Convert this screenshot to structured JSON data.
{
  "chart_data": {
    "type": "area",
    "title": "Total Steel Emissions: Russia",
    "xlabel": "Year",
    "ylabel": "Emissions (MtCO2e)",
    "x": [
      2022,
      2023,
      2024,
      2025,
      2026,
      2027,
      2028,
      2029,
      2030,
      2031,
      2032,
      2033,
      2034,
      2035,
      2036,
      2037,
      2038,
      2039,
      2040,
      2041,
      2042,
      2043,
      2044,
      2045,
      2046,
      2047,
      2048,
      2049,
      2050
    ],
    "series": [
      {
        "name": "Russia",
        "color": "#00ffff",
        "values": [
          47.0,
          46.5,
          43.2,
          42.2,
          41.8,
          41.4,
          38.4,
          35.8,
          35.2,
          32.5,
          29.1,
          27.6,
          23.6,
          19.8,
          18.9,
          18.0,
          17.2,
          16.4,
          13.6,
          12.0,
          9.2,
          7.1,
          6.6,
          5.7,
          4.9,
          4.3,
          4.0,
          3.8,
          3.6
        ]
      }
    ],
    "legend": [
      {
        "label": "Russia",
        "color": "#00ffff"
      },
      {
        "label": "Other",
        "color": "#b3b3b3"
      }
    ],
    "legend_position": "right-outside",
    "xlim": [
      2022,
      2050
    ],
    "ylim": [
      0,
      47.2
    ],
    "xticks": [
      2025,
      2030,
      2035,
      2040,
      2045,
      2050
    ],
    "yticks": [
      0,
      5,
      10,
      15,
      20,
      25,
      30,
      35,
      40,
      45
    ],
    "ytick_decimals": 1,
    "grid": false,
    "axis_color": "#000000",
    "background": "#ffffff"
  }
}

- **TASK DESCRIPTION**
From the material above, copy each line that includes the word "Emissions".

- **THE SOLUTION**
    "title": "Total Steel Emissions: Russia",
    "ylabel": "Emissions (MtCO2e)",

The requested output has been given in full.